-- Start GIVEN ENTRIES --
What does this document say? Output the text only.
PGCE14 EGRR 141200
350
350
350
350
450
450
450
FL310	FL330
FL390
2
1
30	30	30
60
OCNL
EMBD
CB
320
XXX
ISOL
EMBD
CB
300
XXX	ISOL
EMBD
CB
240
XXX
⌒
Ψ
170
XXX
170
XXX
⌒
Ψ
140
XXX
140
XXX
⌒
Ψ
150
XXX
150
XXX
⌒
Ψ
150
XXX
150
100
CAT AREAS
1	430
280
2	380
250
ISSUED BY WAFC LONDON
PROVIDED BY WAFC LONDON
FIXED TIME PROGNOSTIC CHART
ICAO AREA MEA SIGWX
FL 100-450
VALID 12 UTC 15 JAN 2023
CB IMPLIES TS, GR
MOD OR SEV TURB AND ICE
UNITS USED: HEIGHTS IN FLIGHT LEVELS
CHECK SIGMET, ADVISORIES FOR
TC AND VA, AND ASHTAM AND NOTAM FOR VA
-- End GIVEN ENTRIES --
-- Start GIVEN ENTRIES --
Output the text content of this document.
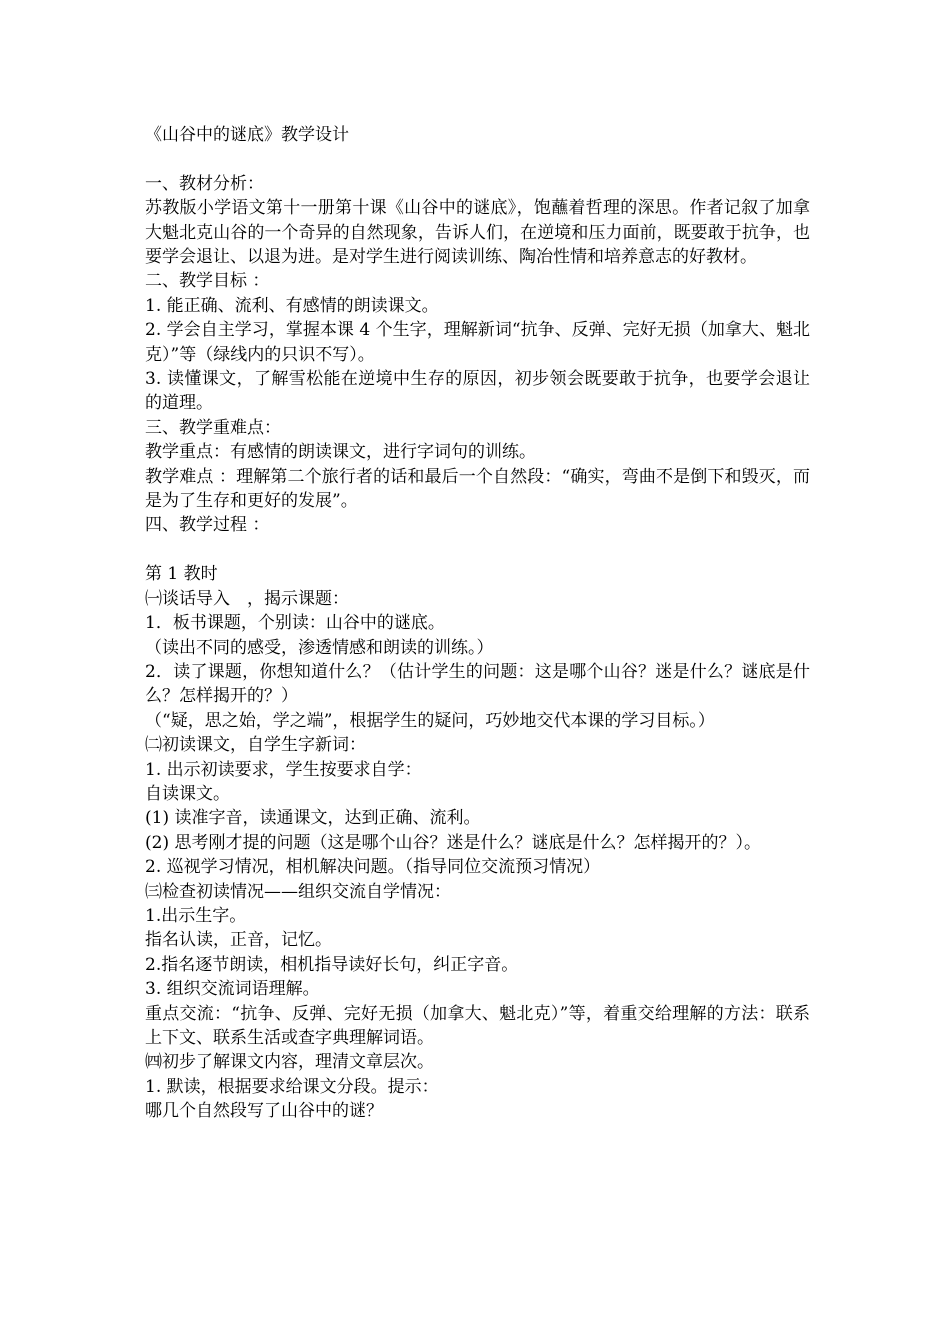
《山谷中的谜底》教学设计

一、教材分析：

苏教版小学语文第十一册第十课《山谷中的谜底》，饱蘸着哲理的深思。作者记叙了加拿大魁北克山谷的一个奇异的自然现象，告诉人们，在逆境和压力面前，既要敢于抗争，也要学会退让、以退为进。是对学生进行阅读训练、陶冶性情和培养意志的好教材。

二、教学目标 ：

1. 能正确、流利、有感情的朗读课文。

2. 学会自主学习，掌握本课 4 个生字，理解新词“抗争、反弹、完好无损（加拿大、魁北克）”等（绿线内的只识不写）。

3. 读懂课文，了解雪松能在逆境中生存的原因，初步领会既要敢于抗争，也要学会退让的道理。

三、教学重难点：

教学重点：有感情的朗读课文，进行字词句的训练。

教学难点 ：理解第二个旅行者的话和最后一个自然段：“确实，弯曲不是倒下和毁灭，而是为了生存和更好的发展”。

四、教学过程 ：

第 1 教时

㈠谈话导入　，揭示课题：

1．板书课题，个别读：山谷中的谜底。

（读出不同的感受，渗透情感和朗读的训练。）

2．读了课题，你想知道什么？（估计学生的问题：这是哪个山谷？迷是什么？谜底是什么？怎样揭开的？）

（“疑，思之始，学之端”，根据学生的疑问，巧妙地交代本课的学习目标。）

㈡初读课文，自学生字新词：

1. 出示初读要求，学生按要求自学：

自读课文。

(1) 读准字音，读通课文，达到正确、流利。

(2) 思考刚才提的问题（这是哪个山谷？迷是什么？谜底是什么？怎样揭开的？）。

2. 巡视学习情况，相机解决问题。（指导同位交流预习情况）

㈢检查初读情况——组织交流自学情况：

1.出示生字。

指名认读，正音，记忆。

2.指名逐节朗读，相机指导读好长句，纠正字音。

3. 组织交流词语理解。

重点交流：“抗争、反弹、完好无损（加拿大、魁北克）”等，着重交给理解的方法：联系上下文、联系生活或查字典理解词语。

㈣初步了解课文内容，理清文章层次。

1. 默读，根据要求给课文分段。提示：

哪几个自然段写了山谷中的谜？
-- End GIVEN ENTRIES --
▶ SET EXERCISE
Tally up the lines of the listing containing the word "Output". Give only the total.

▶ SOLUTION TO THE PROBLEM
2